The problem: Note how many lines hold "связи" and report that number by itself.

Entries provided:

..............................

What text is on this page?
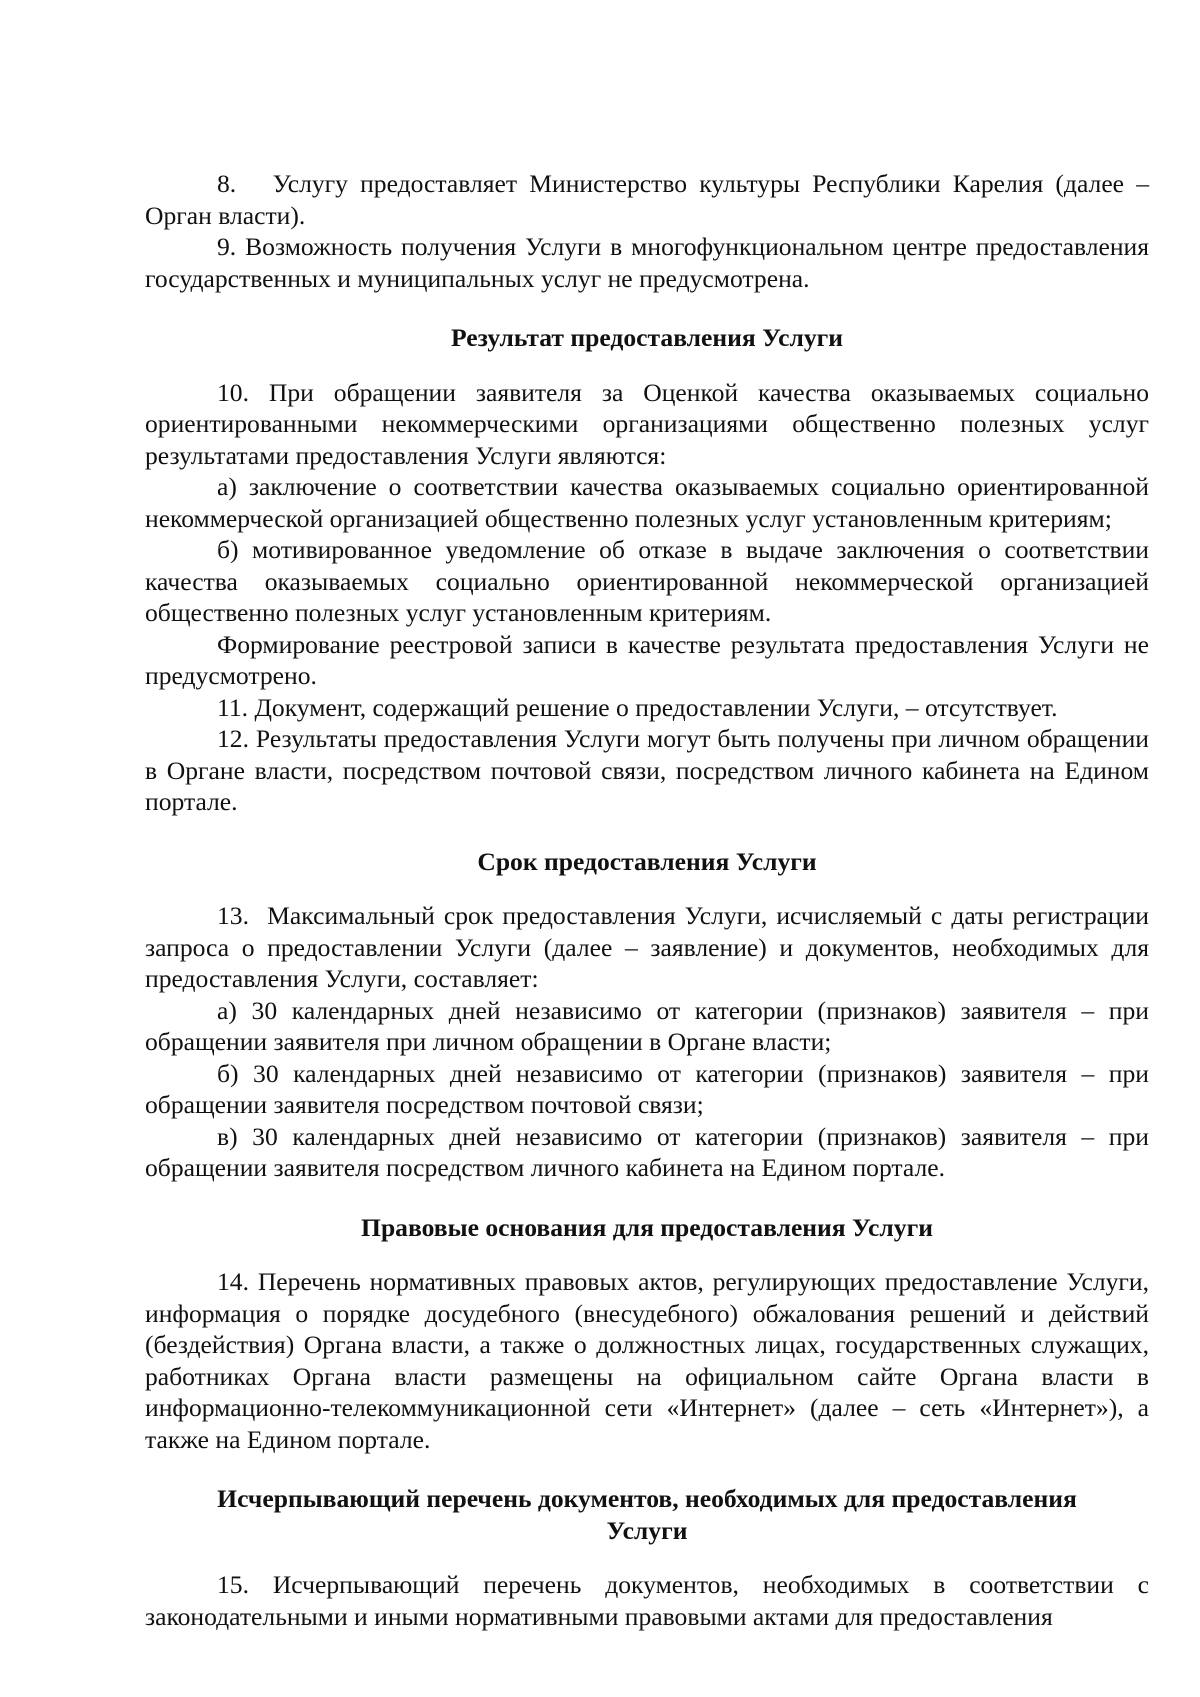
8.   Услугу предоставляет Министерство культуры Республики Карелия (далее – Орган власти).

9. Возможность получения Услуги в многофункциональном центре предоставления государственных и муниципальных услуг не предусмотрена.

Результат предоставления Услуги

10. При обращении заявителя за Оценкой качества оказываемых социально ориентированными некоммерческими организациями общественно полезных услуг результатами предоставления Услуги являются:

а) заключение о соответствии качества оказываемых социально ориентированной некоммерческой организацией общественно полезных услуг установленным критериям;

б) мотивированное уведомление об отказе в выдаче заключения о соответствии качества оказываемых социально ориентированной некоммерческой организацией общественно полезных услуг установленным критериям.

Формирование реестровой записи в качестве результата предоставления Услуги не предусмотрено.

11. Документ, содержащий решение о предоставлении Услуги, – отсутствует.

12. Результаты предоставления Услуги могут быть получены при личном обращении в Органе власти, посредством почтовой связи, посредством личного кабинета на Едином портале.

Срок предоставления Услуги

13.  Максимальный срок предоставления Услуги, исчисляемый с даты регистрации запроса о предоставлении Услуги (далее – заявление) и документов, необходимых для предоставления Услуги, составляет:

а) 30 календарных дней независимо от категории (признаков) заявителя – при обращении заявителя при личном обращении в Органе власти;

б) 30 календарных дней независимо от категории (признаков) заявителя – при обращении заявителя посредством почтовой связи;

в) 30 календарных дней независимо от категории (признаков) заявителя – при обращении заявителя посредством личного кабинета на Едином портале.

Правовые основания для предоставления Услуги

14. Перечень нормативных правовых актов, регулирующих предоставление Услуги, информация о порядке досудебного (внесудебного) обжалования решений и действий (бездействия) Органа власти, а также о должностных лицах, государственных служащих, работниках Органа власти размещены на официальном сайте Органа власти в информационно-телекоммуникационной сети «Интернет» (далее – сеть «Интернет»), а также на Едином портале.

Исчерпывающий перечень документов, необходимых для предоставления Услуги

15. Исчерпывающий перечень документов, необходимых в соответствии с законодательными и иными нормативными правовыми актами для предоставления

..............................

The result: 2